Your instructions: In the following material, identify every line holding the string "зоны" and return it.

Begin Supplied entries

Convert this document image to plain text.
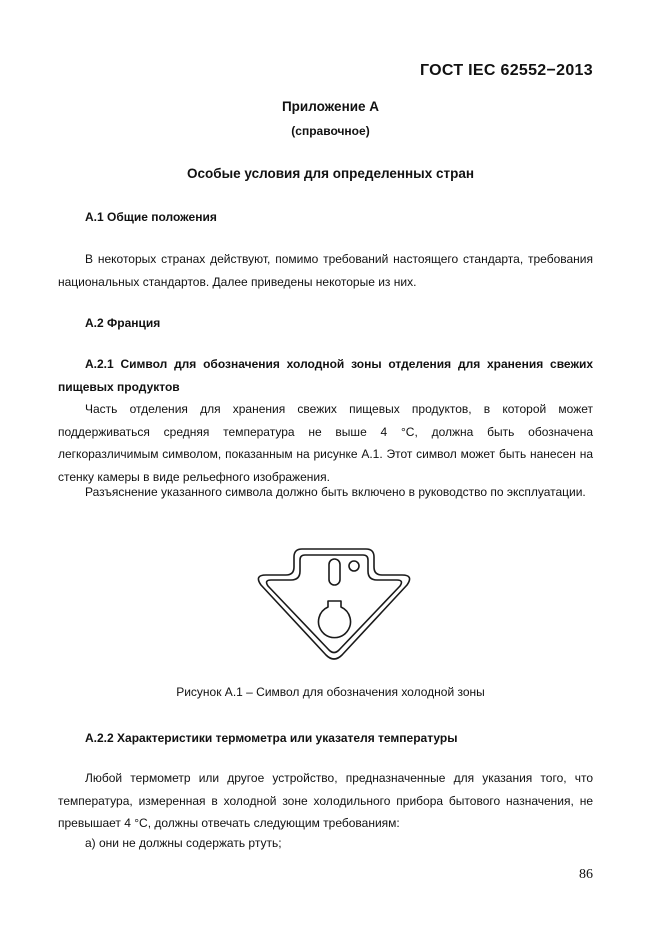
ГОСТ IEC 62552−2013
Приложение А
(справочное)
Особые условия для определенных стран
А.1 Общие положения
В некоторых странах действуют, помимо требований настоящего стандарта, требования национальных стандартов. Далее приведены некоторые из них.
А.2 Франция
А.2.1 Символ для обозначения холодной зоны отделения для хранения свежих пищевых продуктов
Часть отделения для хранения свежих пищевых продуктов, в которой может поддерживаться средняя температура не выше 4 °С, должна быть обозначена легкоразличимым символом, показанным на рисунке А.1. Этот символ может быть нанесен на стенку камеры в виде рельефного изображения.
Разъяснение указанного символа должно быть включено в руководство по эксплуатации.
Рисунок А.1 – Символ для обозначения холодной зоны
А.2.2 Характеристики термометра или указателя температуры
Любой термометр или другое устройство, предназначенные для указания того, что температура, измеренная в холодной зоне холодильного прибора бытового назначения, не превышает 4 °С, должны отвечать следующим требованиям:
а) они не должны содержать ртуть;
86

End Supplied entries
Begin Supplied entries

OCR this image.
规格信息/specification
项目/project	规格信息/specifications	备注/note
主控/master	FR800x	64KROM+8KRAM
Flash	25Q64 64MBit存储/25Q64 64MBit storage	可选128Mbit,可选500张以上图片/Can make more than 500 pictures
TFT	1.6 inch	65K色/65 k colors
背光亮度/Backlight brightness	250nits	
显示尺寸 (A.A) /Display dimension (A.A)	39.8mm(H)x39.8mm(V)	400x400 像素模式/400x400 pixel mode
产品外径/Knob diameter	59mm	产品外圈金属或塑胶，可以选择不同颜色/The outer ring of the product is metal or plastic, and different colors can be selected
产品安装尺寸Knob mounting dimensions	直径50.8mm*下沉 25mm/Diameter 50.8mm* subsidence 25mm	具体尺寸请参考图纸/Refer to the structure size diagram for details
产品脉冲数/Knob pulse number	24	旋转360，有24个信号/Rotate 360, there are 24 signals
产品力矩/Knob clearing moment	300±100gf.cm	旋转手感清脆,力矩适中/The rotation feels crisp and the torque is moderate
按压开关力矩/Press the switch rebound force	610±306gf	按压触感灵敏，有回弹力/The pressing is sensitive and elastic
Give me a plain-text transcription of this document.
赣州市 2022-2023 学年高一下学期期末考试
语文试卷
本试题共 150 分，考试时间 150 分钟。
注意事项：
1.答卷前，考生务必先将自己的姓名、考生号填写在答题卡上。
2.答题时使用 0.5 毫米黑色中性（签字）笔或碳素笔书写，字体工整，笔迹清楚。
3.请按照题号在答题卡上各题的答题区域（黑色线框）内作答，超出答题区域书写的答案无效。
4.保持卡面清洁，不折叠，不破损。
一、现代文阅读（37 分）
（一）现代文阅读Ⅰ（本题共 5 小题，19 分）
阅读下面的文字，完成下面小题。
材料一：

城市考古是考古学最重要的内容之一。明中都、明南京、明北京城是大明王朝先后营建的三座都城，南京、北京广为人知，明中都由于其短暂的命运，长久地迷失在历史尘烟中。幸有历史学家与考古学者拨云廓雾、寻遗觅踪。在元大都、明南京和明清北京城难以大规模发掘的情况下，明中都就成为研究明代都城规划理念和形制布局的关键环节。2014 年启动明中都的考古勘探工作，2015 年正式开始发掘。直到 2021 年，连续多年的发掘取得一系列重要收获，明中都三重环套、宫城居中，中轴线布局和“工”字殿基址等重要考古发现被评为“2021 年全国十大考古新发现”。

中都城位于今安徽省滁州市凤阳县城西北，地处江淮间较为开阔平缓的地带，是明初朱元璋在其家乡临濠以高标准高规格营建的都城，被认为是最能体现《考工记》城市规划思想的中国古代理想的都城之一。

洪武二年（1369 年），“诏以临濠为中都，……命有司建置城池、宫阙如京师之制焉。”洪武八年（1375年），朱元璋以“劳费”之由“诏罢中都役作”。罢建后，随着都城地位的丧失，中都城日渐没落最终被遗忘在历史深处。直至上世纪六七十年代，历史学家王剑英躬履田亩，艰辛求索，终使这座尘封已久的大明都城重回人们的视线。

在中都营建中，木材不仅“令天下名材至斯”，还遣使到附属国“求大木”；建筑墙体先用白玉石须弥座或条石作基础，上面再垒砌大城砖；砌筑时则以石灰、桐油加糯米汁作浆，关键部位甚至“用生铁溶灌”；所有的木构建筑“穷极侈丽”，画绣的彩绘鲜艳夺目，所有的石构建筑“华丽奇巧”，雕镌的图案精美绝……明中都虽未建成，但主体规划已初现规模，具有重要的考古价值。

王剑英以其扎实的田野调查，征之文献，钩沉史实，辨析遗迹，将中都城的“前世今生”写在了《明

End Supplied entries
Begin Supplied entries

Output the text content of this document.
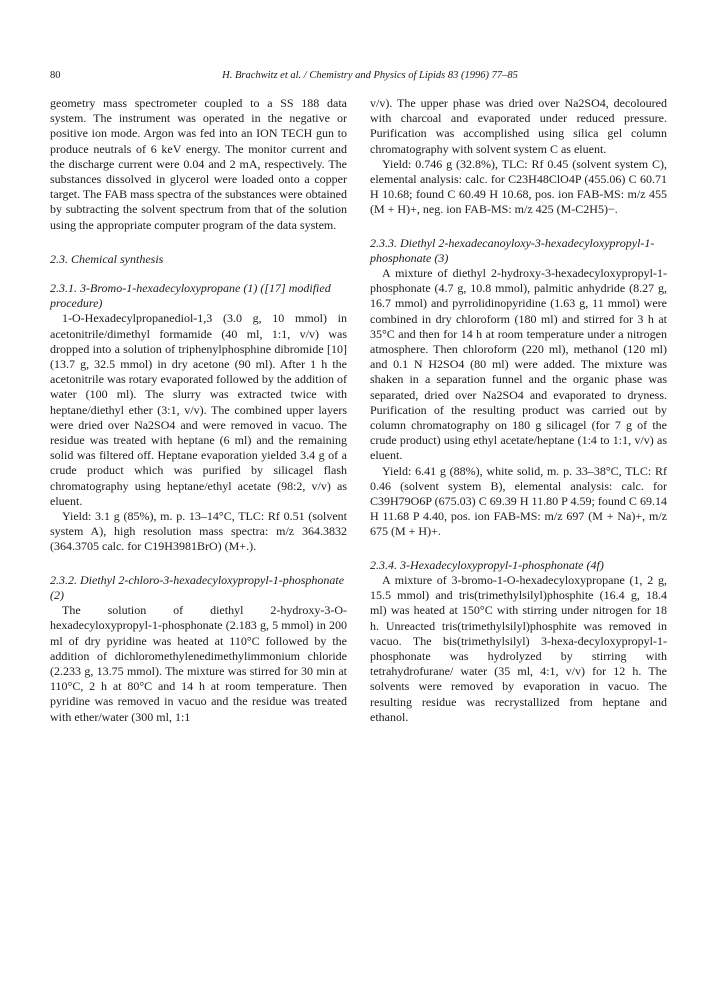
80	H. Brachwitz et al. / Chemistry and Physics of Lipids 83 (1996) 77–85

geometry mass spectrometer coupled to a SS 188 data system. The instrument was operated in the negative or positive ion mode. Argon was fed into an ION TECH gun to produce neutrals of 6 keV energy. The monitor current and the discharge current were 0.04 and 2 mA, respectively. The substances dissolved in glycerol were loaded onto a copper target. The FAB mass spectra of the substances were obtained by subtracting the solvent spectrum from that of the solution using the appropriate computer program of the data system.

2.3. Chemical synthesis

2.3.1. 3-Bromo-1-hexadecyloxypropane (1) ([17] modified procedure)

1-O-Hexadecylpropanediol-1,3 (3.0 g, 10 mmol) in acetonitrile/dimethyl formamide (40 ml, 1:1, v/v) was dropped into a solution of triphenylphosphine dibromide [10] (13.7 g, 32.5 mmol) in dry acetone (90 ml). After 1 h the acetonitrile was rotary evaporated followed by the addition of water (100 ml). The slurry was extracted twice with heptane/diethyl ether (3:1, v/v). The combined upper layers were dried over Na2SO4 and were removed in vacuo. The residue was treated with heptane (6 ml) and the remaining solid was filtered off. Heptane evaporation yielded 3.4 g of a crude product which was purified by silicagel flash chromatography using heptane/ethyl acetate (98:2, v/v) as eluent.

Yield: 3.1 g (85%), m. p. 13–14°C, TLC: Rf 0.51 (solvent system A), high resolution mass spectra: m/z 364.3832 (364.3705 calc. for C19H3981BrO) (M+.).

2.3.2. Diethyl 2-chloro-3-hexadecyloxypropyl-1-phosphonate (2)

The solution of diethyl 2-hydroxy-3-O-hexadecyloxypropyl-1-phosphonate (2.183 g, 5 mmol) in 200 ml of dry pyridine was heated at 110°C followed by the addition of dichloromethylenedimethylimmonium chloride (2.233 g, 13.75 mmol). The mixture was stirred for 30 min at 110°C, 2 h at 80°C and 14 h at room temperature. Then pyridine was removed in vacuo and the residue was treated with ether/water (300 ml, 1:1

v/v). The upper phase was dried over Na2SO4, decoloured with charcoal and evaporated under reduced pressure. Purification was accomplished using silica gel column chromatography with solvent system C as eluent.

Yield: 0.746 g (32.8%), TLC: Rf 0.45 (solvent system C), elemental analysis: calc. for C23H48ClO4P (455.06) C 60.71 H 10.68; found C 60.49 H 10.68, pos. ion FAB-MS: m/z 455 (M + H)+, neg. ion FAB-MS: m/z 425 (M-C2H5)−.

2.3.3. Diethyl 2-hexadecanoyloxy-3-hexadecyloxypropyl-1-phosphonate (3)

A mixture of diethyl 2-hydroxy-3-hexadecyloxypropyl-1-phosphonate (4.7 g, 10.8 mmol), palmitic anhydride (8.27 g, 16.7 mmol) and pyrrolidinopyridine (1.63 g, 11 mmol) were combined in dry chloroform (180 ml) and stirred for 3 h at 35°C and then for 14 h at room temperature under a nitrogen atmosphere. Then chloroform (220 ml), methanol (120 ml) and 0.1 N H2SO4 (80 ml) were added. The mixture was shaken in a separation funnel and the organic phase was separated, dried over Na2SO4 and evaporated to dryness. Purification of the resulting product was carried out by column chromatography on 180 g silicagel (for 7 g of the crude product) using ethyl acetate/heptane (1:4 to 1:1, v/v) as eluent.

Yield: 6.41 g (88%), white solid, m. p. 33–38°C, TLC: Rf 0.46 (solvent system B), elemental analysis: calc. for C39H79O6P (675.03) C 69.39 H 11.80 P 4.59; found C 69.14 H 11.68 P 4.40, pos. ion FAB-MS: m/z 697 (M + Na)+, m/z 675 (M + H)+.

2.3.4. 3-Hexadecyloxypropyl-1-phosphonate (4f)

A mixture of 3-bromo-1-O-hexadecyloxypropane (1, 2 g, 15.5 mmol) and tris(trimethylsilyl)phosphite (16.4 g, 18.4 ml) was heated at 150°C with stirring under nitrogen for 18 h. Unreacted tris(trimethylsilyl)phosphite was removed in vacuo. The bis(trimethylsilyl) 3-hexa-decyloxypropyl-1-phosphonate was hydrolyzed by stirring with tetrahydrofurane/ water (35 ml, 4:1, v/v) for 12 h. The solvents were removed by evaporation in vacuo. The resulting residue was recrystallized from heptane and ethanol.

End Supplied entries

Answer:
А.2.1 Символ для обозначения холодной зоны отделения для хранения свежих пищевых продуктов
Рисунок А.1 – Символ для обозначения холодной зоны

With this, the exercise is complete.